:: Short problem ::
Omit all pictures. Copy the rest of the material exactly.
*-*-*
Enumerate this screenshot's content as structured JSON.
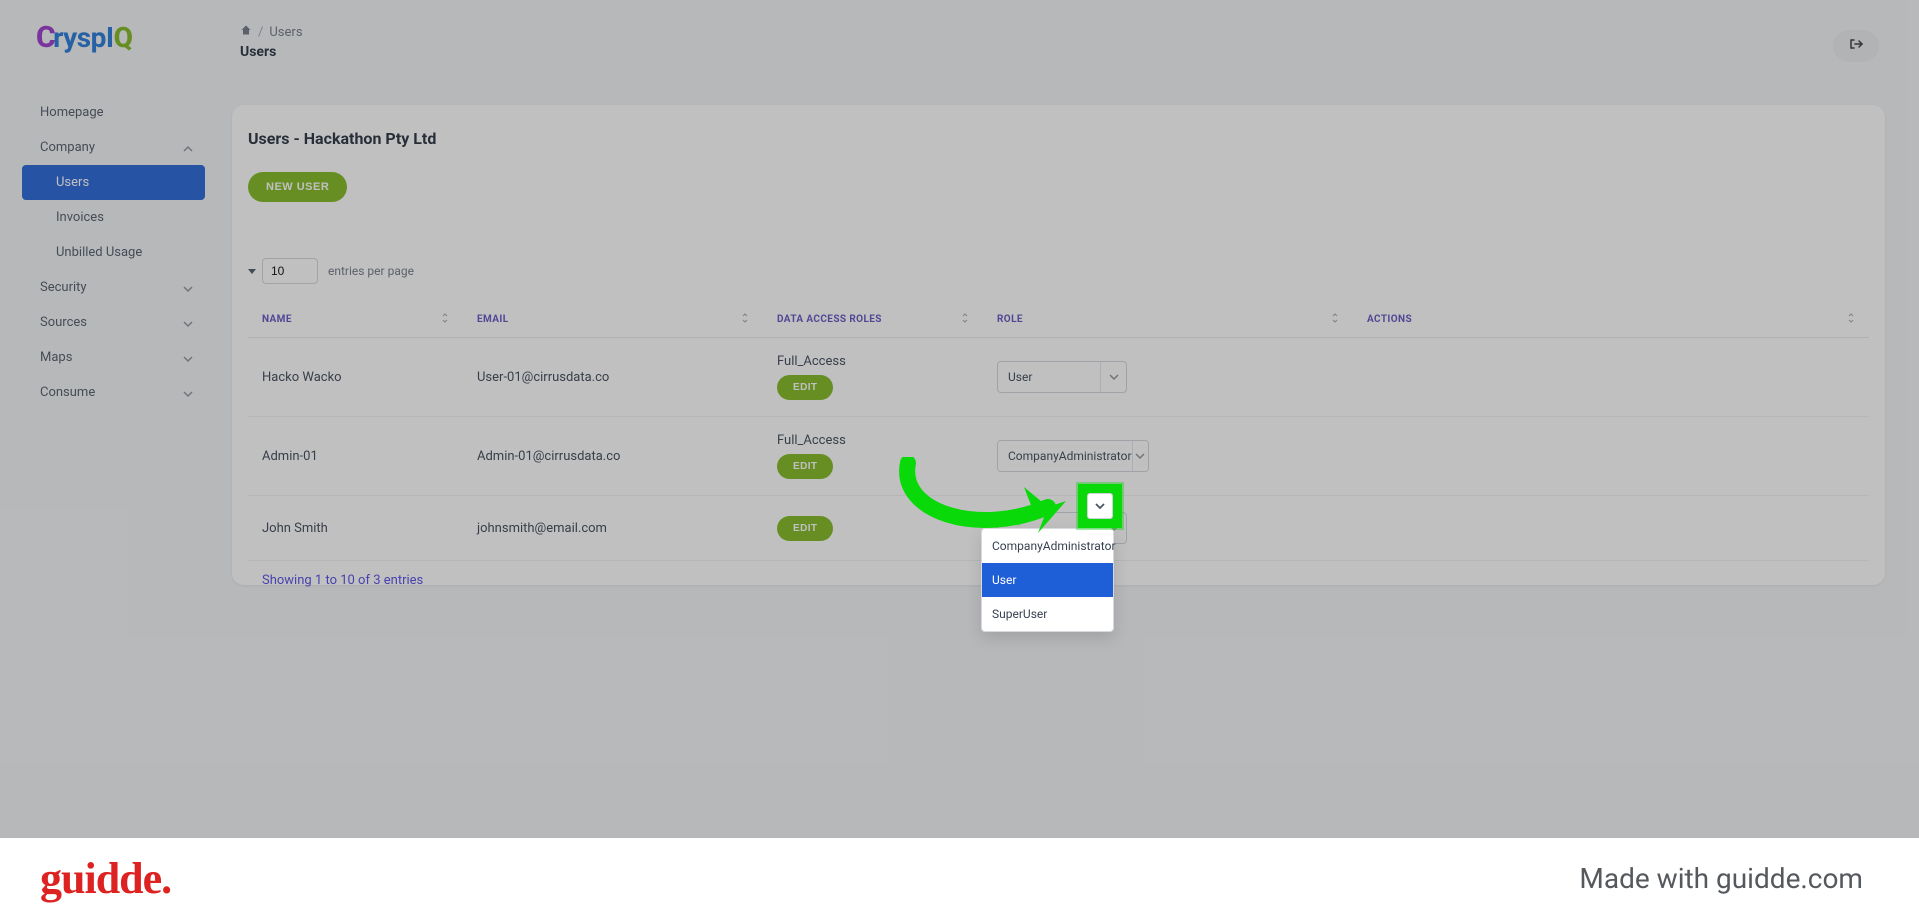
{
  "logo": {
    "brand": "CryspIQ"
  },
  "breadcrumb": {
    "sep": "/",
    "current": "Users"
  },
  "page_title": "Users",
  "sidebar": {
    "items": [
      {
        "label": "Homepage"
      },
      {
        "label": "Company"
      },
      {
        "label": "Users"
      },
      {
        "label": "Invoices"
      },
      {
        "label": "Unbilled Usage"
      },
      {
        "label": "Security"
      },
      {
        "label": "Sources"
      },
      {
        "label": "Maps"
      },
      {
        "label": "Consume"
      }
    ]
  },
  "card": {
    "title": "Users - Hackathon Pty Ltd",
    "new_user_label": "NEW USER"
  },
  "entries": {
    "value": "10",
    "suffix": "entries per page"
  },
  "columns": {
    "name": "NAME",
    "email": "EMAIL",
    "roles": "DATA ACCESS ROLES",
    "role": "ROLE",
    "actions": "ACTIONS"
  },
  "rows": [
    {
      "name": "Hacko Wacko",
      "email": "User-01@cirrusdata.co",
      "roles": "Full_Access",
      "edit": "EDIT",
      "role": "User"
    },
    {
      "name": "Admin-01",
      "email": "Admin-01@cirrusdata.co",
      "roles": "Full_Access",
      "edit": "EDIT",
      "role": "CompanyAdministrator"
    },
    {
      "name": "John Smith",
      "email": "johnsmith@email.com",
      "roles": "",
      "edit": "EDIT",
      "role": ""
    }
  ],
  "dropdown_options": {
    "opt0": "CompanyAdministrator",
    "opt1": "User",
    "opt2": "SuperUser"
  },
  "footer_text": "Showing 1 to 10 of 3 entries",
  "banner": {
    "logo": "guidde.",
    "made": "Made with guidde.com"
  }
}
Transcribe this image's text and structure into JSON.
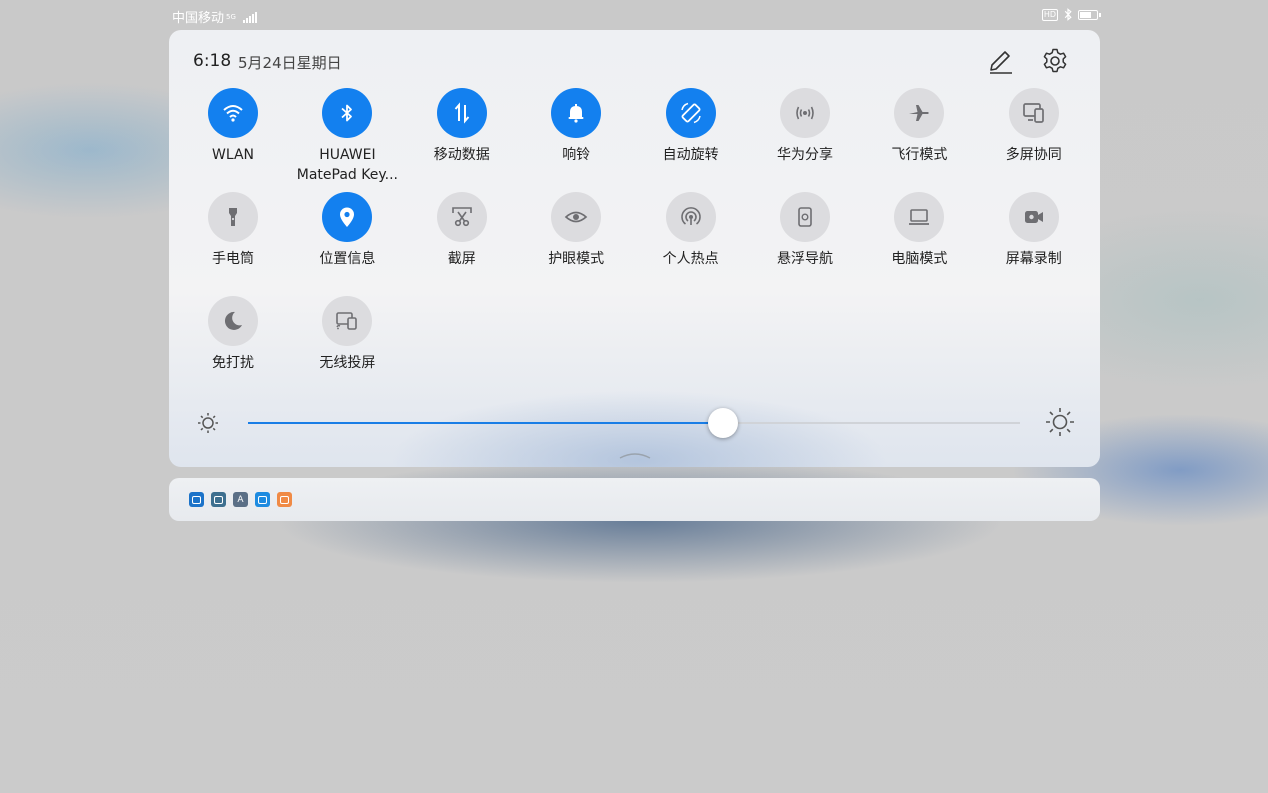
*-*-*
:: Exercise output ::
Enumerate this screenshot's content as structured JSON.
{
  "logo": {
    "brand": "CryspIQ"
  },
  "breadcrumb": {
    "sep": "/",
    "current": "Users"
  },
  "page_title": "Users",
  "sidebar": {
    "items": [
      {
        "label": "Homepage"
      },
      {
        "label": "Company"
      },
      {
        "label": "Users"
      },
      {
        "label": "Invoices"
      },
      {
        "label": "Unbilled Usage"
      },
      {
        "label": "Security"
      },
      {
        "label": "Sources"
      },
      {
        "label": "Maps"
      },
      {
        "label": "Consume"
      }
    ]
  },
  "card": {
    "title": "Users - Hackathon Pty Ltd",
    "new_user_label": "NEW USER"
  },
  "entries": {
    "value": "10",
    "suffix": "entries per page"
  },
  "columns": {
    "name": "NAME",
    "email": "EMAIL",
    "roles": "DATA ACCESS ROLES",
    "role": "ROLE",
    "actions": "ACTIONS"
  },
  "rows": [
    {
      "name": "Hacko Wacko",
      "email": "User-01@cirrusdata.co",
      "roles": "Full_Access",
      "edit": "EDIT",
      "role": "User"
    },
    {
      "name": "Admin-01",
      "email": "Admin-01@cirrusdata.co",
      "roles": "Full_Access",
      "edit": "EDIT",
      "role": "CompanyAdministrator"
    },
    {
      "name": "John Smith",
      "email": "johnsmith@email.com",
      "roles": "",
      "edit": "EDIT",
      "role": ""
    }
  ],
  "dropdown_options": {
    "opt0": "CompanyAdministrator",
    "opt1": "User",
    "opt2": "SuperUser"
  },
  "footer_text": "Showing 1 to 10 of 3 entries",
  "banner": {
    "logo": "guidde.",
    "made": "Made with guidde.com"
  }
}
Transcribe this image's text and structure into JSON.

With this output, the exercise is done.